* DIRECTIONS FOR THIS TASK *
List every line in this data where the string "ومنه" occurs.

[Entries from a dataset]
----

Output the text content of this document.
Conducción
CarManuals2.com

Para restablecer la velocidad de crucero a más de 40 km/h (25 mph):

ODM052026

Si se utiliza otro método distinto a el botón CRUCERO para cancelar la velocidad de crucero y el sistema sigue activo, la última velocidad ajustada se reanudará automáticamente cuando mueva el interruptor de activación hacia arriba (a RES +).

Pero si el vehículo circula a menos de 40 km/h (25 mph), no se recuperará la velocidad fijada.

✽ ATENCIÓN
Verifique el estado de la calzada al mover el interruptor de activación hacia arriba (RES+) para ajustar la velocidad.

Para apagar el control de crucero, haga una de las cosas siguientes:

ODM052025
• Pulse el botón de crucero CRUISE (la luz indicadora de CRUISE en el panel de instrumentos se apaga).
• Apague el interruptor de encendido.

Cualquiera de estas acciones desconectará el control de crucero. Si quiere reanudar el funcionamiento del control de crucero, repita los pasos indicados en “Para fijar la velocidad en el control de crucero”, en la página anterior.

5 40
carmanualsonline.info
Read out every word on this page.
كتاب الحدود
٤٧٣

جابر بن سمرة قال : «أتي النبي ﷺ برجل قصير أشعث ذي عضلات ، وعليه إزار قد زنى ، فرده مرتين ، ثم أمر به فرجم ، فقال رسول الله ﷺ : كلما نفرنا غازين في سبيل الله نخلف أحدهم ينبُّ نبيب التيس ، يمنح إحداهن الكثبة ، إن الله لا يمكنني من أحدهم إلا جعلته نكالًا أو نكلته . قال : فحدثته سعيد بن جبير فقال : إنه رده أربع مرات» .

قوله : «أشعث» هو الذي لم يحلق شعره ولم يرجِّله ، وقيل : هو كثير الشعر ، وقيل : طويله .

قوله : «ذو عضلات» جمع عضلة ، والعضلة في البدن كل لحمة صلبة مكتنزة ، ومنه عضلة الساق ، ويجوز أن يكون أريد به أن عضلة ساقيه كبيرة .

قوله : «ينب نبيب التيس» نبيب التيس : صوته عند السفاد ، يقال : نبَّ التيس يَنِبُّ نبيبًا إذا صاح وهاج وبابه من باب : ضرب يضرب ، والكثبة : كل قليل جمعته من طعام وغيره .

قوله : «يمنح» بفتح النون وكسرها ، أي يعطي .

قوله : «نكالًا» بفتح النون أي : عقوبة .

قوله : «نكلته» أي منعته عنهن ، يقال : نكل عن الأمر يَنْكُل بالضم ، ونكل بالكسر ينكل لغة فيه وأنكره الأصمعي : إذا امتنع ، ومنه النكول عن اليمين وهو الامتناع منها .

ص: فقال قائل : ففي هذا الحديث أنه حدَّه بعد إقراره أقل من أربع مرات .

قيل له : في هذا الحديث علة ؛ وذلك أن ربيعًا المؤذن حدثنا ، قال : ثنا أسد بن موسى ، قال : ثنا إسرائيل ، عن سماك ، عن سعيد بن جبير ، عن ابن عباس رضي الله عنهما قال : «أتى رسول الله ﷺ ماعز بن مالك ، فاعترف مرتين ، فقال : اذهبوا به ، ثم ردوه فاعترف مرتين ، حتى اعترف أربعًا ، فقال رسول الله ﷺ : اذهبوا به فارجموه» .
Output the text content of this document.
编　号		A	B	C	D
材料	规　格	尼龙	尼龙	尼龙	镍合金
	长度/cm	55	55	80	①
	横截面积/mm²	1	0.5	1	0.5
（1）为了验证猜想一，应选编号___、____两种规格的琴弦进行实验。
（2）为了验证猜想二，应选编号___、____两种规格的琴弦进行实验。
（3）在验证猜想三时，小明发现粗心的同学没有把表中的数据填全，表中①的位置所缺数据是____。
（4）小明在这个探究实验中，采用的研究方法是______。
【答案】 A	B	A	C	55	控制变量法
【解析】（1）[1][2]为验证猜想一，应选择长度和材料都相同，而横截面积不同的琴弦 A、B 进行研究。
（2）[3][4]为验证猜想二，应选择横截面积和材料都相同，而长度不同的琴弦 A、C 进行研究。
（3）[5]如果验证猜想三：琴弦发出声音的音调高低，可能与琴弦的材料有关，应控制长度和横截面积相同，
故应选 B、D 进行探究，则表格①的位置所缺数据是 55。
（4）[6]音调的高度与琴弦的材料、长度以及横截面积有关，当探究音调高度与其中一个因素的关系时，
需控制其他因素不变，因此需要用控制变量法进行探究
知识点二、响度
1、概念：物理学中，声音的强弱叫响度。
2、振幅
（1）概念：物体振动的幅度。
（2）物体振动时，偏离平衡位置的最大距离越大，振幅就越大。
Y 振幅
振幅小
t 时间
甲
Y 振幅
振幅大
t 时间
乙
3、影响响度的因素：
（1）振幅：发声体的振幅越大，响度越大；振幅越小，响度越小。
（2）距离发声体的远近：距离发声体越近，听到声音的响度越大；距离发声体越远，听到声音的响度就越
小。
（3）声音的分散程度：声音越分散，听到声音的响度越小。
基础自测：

----

* THE OUTPUT *
قوله : «ذو عضلات» جمع عضلة ، والعضلة في البدن كل لحمة صلبة مكتنزة ، ومنه عضلة الساق ، ويجوز أن يكون أريد به أن عضلة ساقيه كبيرة .
قوله : «نكلته» أي منعته عنهن ، يقال : نكل عن الأمر يَنْكُل بالضم ، ونكل بالكسر ينكل لغة فيه وأنكره الأصمعي : إذا امتنع ، ومنه النكول عن اليمين وهو الامتناع منها .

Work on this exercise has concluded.